▶ [PROMPT]: Locate every line in the records below that contains the word "JSON", and copy each one.

┌─ MATERIAL FOR THIS TASK

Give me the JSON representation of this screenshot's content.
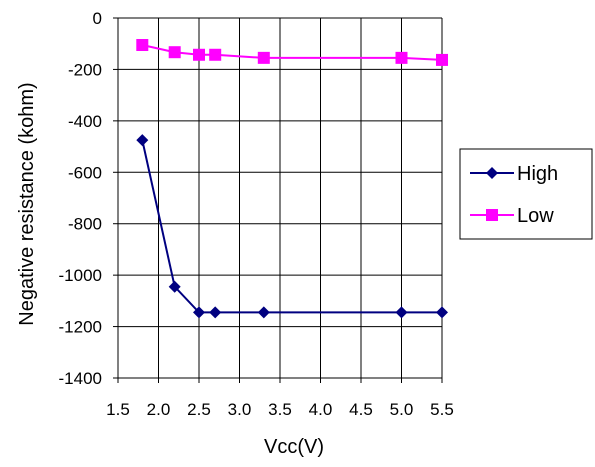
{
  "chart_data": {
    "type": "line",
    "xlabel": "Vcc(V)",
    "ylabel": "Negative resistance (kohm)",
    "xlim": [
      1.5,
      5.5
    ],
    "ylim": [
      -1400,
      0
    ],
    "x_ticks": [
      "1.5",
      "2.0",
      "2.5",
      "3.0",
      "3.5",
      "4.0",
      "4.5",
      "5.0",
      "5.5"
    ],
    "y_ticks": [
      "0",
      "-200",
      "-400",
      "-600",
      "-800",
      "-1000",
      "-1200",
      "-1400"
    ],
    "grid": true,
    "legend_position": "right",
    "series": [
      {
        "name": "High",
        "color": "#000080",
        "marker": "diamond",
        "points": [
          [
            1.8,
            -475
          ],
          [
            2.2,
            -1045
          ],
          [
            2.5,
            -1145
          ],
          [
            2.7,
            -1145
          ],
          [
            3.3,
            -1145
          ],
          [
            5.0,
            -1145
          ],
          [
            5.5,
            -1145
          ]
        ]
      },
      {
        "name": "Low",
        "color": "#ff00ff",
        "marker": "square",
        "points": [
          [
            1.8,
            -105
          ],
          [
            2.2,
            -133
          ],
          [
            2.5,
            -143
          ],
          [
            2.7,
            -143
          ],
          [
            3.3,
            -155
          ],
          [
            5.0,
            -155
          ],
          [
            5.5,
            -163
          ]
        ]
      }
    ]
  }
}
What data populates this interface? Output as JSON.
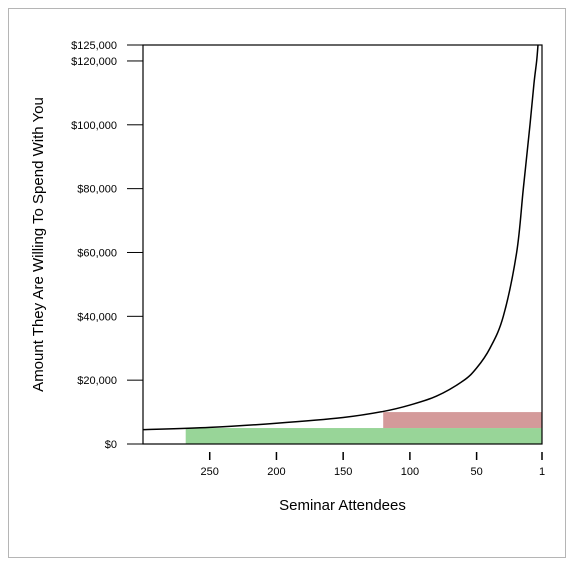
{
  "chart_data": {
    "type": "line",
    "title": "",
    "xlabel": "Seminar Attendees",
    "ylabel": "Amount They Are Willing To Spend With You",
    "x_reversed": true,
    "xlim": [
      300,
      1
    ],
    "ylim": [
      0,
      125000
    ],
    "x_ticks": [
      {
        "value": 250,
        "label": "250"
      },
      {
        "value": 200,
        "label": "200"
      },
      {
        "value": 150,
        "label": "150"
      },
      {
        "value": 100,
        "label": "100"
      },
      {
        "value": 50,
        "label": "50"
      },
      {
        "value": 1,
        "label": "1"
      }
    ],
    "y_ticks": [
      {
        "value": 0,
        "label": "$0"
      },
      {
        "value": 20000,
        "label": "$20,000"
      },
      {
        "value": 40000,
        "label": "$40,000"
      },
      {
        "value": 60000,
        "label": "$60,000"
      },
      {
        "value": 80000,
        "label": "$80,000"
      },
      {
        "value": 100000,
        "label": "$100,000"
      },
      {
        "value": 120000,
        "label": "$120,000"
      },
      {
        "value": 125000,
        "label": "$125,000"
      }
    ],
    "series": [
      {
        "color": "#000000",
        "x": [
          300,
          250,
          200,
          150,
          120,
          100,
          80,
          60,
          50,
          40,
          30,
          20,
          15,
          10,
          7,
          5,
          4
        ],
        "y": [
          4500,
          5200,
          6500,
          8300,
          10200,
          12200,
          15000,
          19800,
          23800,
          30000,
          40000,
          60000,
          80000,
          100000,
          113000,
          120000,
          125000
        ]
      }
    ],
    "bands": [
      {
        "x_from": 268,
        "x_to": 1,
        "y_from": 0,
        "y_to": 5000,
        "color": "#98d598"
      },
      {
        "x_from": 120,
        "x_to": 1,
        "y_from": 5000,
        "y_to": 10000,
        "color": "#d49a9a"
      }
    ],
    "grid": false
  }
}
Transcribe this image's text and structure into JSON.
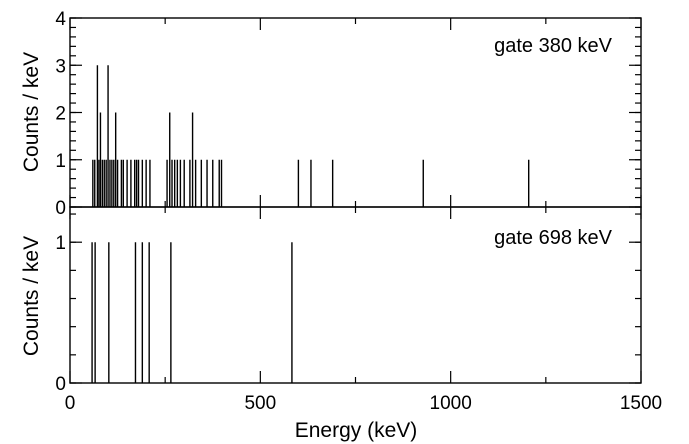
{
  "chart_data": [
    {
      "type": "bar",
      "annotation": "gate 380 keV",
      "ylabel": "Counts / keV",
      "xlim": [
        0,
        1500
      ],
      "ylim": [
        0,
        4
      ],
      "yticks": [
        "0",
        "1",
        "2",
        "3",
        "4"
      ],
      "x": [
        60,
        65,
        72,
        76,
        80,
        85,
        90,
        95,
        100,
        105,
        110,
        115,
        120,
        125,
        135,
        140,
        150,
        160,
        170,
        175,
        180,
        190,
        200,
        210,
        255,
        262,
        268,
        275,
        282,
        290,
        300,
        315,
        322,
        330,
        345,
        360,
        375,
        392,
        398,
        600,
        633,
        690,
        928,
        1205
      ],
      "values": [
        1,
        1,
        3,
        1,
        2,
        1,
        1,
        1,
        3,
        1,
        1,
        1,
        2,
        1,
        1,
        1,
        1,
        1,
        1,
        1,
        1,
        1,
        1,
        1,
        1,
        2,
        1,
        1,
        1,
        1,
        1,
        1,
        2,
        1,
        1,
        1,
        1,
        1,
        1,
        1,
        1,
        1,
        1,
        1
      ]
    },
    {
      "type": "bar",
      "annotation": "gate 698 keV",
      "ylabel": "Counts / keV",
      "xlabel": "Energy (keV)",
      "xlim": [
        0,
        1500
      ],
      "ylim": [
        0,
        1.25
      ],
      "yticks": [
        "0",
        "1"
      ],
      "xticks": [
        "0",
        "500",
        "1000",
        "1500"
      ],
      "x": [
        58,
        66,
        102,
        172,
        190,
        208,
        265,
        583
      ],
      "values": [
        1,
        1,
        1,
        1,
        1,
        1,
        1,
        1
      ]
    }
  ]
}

└─
┌─ MATERIAL FOR THIS TASK

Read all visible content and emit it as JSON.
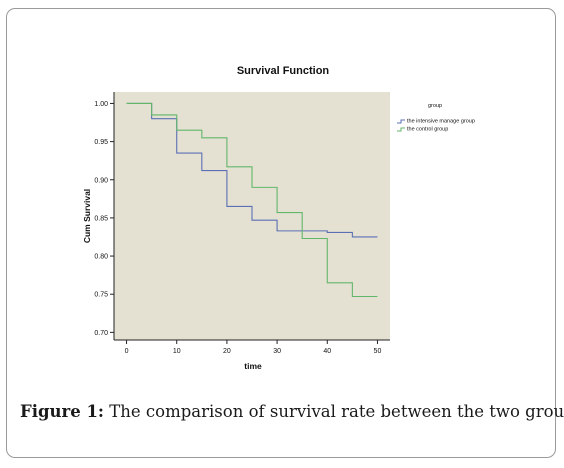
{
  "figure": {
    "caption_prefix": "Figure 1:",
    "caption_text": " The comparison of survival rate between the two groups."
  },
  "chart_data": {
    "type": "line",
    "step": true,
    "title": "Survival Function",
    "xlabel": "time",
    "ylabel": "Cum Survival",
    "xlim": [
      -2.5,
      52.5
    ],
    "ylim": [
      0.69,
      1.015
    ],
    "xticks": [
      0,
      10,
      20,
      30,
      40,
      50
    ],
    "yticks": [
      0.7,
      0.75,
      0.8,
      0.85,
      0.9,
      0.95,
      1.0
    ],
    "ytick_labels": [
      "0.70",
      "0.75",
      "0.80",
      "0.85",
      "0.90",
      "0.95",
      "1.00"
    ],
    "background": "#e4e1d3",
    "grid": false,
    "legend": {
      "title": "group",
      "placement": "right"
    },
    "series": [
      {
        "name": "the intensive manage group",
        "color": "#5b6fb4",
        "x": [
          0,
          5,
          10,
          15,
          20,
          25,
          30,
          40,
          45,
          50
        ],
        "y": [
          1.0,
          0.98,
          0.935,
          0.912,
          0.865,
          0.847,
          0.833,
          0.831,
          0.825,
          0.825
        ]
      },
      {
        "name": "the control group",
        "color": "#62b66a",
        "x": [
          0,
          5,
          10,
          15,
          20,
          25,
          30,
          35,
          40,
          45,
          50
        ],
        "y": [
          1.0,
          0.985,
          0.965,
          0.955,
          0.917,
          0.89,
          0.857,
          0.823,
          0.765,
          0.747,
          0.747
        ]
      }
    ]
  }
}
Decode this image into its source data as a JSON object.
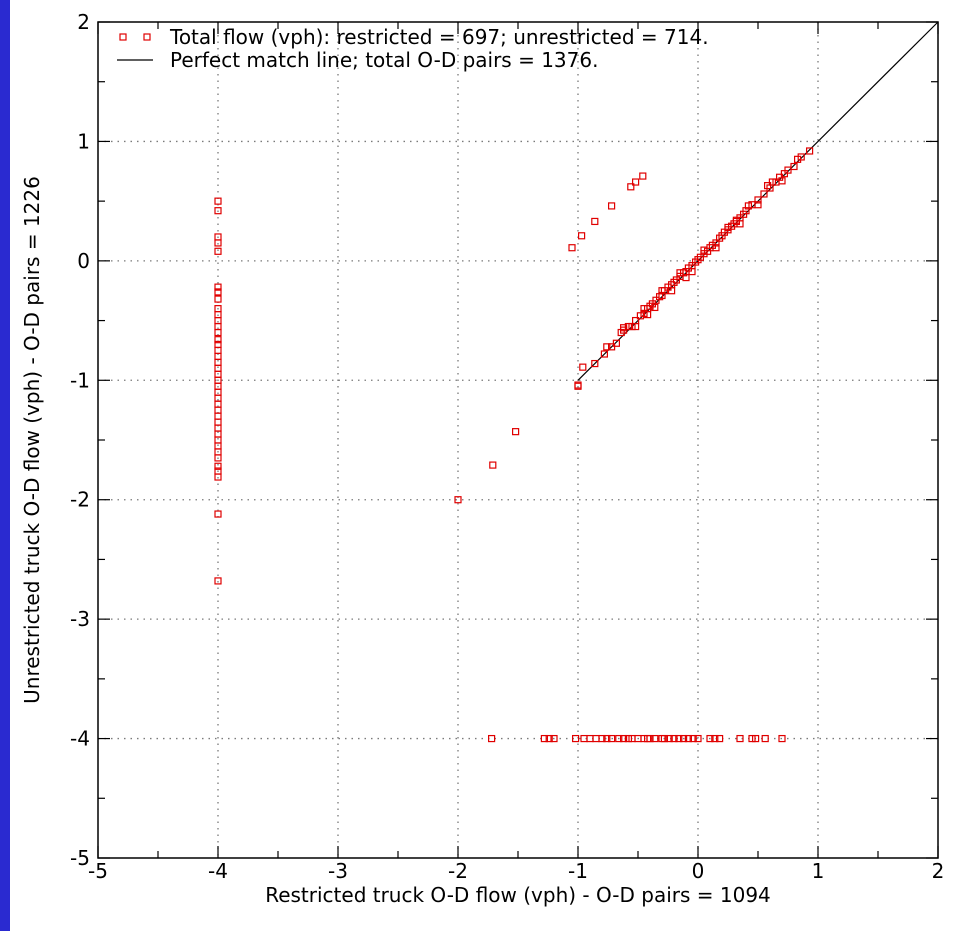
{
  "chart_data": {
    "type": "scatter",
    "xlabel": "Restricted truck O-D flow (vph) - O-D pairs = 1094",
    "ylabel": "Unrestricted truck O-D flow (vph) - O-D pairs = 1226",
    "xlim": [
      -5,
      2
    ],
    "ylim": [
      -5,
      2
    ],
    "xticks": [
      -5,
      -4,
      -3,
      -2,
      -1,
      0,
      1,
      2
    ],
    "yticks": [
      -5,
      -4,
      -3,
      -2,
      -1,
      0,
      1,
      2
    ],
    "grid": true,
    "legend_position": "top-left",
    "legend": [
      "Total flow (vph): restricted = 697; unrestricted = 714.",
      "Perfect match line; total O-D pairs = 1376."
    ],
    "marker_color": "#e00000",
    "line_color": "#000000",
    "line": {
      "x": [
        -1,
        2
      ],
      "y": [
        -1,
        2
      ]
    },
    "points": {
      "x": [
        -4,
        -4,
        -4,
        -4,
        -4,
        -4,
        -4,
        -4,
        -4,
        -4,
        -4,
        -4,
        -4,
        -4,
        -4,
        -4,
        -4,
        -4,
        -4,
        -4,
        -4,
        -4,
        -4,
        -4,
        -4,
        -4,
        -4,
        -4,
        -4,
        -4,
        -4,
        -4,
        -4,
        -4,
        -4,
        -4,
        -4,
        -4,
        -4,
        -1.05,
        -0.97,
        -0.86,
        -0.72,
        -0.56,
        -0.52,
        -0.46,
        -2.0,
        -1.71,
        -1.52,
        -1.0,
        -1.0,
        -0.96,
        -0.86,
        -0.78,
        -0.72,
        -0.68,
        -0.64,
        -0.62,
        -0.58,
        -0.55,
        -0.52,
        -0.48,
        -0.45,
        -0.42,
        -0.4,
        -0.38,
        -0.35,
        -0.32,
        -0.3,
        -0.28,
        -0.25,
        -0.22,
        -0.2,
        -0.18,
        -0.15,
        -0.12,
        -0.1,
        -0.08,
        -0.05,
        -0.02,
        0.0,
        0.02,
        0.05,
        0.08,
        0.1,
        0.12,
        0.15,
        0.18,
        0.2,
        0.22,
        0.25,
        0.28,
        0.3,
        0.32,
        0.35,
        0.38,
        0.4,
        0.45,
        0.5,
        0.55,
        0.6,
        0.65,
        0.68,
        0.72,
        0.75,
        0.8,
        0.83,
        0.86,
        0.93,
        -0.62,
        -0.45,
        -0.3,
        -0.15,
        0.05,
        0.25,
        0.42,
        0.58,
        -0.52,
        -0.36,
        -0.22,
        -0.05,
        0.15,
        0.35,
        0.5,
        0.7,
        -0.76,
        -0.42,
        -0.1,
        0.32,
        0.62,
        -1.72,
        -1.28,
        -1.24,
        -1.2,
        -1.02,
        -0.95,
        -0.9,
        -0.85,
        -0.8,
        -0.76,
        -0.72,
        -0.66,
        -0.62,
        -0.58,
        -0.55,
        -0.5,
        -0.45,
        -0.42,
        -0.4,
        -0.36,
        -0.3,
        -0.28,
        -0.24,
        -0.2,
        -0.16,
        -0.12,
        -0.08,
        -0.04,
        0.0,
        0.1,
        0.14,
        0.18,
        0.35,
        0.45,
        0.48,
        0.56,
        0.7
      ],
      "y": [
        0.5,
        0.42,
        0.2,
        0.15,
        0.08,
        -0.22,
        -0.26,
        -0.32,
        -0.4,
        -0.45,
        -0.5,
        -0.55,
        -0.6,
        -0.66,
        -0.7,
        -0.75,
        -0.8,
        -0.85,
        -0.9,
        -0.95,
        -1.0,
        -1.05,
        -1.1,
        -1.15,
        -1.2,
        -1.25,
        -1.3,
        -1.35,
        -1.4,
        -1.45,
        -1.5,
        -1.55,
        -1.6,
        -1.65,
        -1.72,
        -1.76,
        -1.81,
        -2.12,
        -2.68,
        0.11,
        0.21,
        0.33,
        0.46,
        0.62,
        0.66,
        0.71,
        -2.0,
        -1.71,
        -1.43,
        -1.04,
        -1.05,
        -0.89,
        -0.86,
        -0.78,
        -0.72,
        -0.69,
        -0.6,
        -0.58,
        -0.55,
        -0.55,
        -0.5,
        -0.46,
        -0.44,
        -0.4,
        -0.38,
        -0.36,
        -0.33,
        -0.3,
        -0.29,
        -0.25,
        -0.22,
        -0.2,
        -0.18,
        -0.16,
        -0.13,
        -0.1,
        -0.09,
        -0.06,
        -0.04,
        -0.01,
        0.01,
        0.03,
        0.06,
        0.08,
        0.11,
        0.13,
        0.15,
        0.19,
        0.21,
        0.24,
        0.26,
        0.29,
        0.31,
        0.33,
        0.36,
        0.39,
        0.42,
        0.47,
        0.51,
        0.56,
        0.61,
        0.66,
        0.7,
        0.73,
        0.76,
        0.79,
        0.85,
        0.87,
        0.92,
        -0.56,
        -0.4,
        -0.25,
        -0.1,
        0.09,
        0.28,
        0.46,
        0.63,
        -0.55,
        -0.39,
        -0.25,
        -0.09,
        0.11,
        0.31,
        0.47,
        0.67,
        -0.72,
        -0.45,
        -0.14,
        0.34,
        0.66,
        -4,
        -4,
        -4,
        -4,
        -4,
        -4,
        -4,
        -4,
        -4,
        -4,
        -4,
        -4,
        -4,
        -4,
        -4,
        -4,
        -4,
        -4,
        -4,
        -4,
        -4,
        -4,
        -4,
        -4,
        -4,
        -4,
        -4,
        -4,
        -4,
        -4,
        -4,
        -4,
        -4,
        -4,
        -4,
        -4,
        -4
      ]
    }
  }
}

└─
┌─ MATERIAL FOR THIS TASK

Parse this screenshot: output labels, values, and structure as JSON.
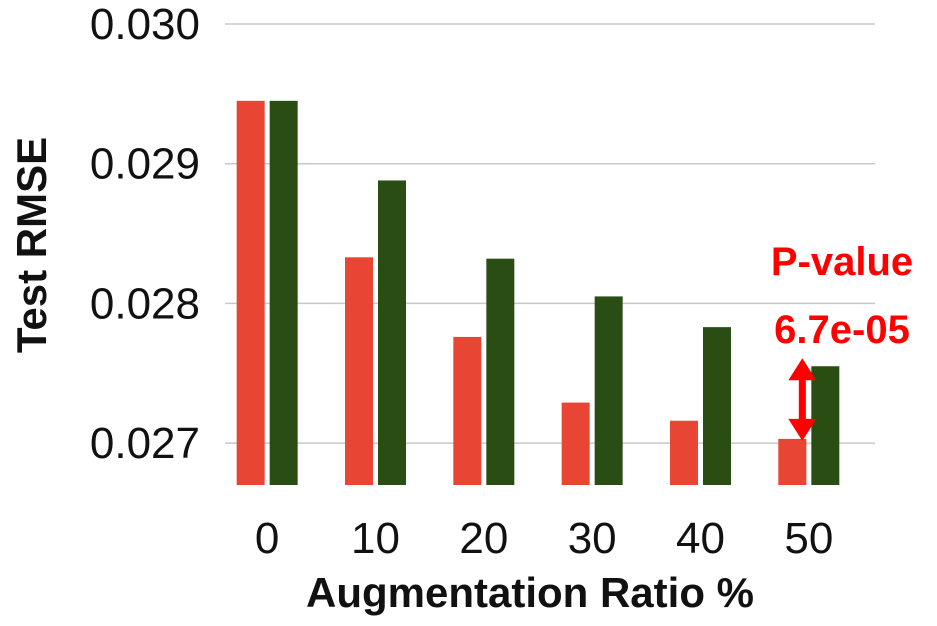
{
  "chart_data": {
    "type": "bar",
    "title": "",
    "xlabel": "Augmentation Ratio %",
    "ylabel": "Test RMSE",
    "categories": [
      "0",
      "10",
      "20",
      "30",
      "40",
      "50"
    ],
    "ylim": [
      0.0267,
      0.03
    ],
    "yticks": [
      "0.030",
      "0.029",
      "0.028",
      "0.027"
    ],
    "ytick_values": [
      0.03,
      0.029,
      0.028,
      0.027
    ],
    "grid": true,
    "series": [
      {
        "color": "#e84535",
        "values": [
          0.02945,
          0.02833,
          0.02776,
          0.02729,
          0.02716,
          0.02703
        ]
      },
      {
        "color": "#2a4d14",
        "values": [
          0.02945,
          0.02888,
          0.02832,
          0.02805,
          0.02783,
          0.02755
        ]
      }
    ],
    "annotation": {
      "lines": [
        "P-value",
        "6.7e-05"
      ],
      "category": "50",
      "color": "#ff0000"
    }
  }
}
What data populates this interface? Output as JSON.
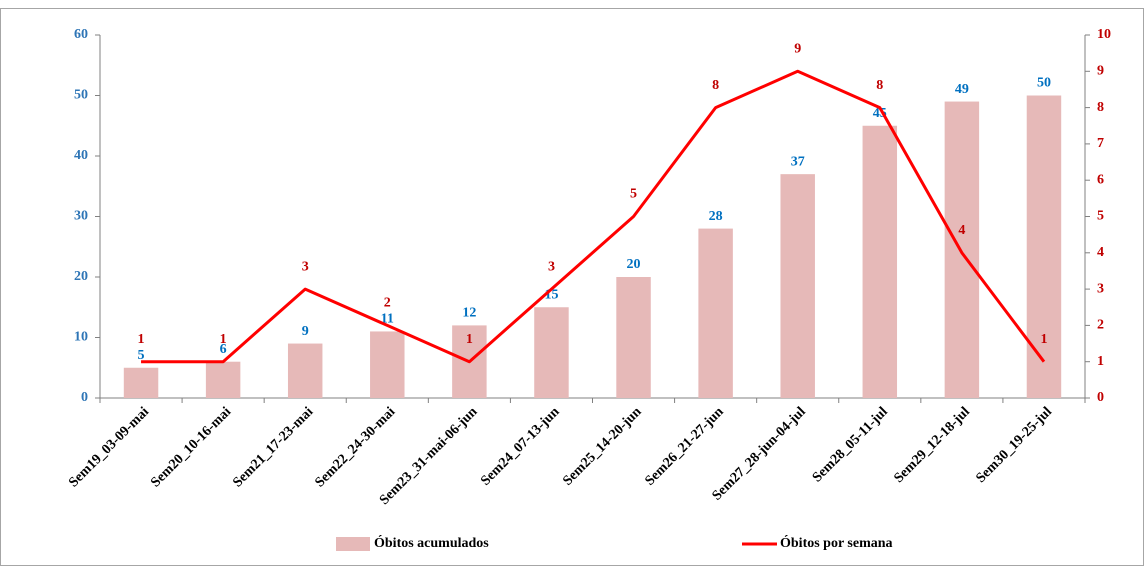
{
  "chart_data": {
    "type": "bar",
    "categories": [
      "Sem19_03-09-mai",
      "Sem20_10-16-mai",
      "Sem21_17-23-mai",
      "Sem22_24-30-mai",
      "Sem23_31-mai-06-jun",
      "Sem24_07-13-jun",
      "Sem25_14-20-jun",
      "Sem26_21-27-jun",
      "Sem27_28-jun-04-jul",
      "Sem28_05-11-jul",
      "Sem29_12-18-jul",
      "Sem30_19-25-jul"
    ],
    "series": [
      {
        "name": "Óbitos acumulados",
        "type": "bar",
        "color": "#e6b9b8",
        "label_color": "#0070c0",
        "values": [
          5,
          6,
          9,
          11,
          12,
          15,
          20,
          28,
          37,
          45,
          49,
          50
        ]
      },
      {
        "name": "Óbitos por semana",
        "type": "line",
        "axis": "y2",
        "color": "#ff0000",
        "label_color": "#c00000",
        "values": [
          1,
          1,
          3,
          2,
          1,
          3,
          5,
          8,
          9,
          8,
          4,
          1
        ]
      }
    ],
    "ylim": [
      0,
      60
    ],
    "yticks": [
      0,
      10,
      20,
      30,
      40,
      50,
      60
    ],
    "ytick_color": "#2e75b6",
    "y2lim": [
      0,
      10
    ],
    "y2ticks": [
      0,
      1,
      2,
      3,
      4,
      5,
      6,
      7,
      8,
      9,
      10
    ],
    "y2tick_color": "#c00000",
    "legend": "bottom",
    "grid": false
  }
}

└─

▶ [RESULT FOR THIS EXERCISE]:
Give me the JSON representation of this screenshot's content.
What data populates this interface? Output as JSON.
Transcribe this image's text and structure into JSON.
Read all visible content and emit it as JSON.
Decode this image into its source data as a JSON object.
Parse this screenshot: output labels, values, and structure as JSON.
What data populates this interface? Output as JSON.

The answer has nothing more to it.